- **Supplied entries**
## Start

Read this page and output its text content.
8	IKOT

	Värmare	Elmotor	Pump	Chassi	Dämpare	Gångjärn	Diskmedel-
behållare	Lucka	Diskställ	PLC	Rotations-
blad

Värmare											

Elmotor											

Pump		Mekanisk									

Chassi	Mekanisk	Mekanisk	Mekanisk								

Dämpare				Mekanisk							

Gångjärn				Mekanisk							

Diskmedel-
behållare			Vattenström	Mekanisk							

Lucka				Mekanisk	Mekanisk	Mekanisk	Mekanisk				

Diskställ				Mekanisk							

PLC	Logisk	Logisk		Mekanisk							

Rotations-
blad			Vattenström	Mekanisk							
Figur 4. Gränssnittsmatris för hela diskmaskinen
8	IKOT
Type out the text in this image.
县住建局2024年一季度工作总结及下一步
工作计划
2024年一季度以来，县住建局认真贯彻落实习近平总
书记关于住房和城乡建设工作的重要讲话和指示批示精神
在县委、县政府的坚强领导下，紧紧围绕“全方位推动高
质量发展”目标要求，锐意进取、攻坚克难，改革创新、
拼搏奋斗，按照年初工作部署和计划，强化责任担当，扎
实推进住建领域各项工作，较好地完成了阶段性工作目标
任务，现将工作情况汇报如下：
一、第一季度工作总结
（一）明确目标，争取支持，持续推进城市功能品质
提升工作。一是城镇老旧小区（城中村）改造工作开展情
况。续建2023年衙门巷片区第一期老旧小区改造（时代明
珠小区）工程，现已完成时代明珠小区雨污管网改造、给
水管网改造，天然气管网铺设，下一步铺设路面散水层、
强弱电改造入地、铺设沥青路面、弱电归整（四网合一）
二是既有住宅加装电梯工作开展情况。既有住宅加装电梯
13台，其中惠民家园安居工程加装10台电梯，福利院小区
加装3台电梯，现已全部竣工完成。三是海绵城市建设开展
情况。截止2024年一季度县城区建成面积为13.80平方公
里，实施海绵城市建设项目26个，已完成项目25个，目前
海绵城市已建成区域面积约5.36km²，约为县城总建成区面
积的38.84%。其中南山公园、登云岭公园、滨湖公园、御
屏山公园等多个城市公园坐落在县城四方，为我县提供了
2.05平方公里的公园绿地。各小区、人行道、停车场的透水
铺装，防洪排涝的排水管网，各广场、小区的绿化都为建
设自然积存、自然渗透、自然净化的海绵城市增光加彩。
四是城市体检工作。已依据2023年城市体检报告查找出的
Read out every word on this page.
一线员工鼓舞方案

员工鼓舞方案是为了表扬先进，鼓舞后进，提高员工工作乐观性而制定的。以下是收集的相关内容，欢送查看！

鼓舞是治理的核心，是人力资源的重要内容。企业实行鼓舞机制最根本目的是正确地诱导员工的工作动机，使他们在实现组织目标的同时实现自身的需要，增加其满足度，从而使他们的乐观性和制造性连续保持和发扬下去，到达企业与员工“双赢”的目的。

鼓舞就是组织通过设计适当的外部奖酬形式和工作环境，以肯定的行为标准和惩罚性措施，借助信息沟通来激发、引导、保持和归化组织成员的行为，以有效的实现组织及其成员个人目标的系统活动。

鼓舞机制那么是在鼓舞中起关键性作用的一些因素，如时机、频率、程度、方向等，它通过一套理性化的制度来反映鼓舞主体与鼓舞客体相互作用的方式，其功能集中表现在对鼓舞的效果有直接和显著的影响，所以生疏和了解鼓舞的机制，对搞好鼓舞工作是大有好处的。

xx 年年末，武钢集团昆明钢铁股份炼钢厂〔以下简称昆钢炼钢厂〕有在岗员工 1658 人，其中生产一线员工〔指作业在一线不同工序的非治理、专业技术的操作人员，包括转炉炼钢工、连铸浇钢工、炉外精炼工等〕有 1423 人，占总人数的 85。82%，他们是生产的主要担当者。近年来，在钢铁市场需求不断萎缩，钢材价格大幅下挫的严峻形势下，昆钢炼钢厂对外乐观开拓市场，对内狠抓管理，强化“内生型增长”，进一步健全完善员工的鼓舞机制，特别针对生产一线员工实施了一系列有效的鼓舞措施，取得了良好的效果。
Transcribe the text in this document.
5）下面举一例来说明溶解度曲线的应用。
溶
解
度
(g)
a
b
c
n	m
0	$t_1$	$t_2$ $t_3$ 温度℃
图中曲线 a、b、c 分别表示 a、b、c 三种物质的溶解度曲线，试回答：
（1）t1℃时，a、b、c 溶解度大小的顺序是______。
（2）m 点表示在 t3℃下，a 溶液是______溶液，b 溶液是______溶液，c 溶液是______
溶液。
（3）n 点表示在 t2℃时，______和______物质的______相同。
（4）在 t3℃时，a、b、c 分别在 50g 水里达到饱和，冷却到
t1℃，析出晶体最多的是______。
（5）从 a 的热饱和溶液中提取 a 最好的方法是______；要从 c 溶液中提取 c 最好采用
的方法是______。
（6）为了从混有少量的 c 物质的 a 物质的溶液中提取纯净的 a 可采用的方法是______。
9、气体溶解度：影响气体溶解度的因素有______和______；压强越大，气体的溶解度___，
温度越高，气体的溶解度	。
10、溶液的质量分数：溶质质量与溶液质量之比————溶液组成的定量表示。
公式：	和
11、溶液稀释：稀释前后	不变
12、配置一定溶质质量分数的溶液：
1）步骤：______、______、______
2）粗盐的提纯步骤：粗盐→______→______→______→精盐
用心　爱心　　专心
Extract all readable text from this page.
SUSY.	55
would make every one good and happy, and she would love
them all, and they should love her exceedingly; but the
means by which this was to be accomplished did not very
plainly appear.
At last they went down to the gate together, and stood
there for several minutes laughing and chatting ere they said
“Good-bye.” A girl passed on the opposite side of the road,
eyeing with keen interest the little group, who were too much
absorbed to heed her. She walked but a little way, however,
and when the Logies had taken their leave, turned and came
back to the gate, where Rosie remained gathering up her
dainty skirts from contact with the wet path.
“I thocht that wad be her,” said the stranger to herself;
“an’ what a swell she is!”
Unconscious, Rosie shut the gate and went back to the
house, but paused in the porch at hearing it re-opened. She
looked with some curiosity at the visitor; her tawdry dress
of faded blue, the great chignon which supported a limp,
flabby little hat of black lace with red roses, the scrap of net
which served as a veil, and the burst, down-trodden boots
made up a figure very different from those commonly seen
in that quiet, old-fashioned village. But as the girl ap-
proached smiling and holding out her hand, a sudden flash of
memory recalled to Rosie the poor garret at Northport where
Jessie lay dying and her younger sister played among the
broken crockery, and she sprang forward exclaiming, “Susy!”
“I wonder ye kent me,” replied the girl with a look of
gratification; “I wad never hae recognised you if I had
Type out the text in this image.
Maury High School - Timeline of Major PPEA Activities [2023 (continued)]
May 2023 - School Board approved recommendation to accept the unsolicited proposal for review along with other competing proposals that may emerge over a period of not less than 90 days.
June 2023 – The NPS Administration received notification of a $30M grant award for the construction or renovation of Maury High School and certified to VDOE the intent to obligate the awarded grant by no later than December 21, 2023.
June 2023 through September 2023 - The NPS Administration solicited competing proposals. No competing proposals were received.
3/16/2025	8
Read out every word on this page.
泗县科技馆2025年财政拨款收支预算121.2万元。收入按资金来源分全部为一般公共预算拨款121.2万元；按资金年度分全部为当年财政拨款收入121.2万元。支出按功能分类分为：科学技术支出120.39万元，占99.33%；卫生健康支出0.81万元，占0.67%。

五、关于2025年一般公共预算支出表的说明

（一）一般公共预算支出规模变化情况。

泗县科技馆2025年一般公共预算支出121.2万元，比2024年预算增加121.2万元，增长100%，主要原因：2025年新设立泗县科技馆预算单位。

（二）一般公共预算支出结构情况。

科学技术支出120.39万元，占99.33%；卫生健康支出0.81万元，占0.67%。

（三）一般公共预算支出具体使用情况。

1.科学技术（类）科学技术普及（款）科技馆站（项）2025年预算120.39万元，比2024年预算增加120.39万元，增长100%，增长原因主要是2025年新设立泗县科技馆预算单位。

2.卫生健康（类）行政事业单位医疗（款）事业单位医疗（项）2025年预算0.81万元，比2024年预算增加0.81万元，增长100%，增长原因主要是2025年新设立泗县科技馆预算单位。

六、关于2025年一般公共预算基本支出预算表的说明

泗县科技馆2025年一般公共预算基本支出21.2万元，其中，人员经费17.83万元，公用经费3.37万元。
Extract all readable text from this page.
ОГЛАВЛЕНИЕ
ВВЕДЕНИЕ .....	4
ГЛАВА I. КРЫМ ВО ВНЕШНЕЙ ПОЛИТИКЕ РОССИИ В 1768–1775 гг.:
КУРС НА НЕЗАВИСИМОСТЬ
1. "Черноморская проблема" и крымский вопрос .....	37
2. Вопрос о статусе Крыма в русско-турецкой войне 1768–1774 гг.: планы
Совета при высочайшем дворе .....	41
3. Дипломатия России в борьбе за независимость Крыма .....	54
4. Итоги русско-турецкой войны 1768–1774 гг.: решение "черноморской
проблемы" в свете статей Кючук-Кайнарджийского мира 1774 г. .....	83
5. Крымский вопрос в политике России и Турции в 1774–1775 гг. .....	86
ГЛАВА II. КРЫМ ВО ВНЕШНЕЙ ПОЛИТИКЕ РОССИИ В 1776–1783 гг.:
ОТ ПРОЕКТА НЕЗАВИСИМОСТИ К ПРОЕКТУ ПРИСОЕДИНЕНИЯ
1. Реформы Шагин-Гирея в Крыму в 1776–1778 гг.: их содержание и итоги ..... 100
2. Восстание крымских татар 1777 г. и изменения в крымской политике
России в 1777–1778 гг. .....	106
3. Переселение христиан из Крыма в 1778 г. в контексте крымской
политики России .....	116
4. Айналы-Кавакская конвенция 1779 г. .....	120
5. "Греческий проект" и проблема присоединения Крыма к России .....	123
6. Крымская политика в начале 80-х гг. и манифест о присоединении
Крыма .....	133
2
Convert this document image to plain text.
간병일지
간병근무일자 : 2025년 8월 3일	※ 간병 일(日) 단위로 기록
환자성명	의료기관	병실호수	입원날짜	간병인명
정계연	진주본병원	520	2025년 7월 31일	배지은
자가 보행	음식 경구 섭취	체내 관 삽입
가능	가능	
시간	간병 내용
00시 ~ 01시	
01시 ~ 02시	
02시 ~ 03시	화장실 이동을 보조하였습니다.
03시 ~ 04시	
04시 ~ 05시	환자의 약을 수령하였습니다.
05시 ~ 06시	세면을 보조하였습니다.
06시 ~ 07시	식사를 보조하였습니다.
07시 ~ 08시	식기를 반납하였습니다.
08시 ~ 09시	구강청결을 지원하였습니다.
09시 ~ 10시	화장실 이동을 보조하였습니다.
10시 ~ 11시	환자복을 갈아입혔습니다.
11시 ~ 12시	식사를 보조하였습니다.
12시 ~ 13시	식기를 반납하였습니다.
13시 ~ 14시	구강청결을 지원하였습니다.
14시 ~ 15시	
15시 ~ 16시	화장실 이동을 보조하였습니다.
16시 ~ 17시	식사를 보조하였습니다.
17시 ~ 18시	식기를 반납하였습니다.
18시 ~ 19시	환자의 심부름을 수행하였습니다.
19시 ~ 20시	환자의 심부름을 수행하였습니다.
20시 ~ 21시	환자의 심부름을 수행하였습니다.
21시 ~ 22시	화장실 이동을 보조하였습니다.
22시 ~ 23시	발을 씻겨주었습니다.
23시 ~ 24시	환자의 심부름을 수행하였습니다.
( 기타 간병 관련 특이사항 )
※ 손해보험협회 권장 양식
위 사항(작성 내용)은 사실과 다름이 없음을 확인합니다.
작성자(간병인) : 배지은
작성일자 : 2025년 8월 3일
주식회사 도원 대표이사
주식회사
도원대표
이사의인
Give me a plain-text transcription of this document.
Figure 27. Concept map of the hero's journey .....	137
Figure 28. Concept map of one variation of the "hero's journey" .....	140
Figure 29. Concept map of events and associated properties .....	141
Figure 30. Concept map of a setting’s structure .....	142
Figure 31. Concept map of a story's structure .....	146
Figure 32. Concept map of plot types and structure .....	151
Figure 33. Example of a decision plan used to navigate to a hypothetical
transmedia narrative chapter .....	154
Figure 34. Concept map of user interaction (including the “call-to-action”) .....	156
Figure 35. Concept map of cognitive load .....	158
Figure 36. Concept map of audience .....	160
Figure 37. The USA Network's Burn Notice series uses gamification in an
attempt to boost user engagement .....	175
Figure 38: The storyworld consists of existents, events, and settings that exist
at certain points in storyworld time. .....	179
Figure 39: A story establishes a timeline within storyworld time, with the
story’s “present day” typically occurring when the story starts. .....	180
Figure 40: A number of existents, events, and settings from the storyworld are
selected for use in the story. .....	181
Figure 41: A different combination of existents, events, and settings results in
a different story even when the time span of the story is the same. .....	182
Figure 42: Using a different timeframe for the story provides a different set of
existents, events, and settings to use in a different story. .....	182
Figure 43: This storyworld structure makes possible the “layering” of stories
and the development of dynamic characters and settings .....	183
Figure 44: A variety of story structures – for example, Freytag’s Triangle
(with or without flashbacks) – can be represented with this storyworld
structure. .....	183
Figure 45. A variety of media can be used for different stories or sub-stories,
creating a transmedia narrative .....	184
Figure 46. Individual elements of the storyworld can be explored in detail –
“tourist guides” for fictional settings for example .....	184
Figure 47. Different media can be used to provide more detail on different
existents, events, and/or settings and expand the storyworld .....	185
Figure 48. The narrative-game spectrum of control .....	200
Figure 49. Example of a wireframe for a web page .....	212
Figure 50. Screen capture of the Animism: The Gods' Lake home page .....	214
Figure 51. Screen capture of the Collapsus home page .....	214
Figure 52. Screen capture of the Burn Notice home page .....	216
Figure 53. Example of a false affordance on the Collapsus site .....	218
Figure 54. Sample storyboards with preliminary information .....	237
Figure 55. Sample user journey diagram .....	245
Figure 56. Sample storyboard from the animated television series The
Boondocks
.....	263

## End

From the data above, pick out each line containing "보조하였습니다" and copy it.

- **Task response**
02시 ~ 03시	화장실 이동을 보조하였습니다.
05시 ~ 06시	세면을 보조하였습니다.
06시 ~ 07시	식사를 보조하였습니다.
09시 ~ 10시	화장실 이동을 보조하였습니다.
11시 ~ 12시	식사를 보조하였습니다.
15시 ~ 16시	화장실 이동을 보조하였습니다.
16시 ~ 17시	식사를 보조하였습니다.
21시 ~ 22시	화장실 이동을 보조하였습니다.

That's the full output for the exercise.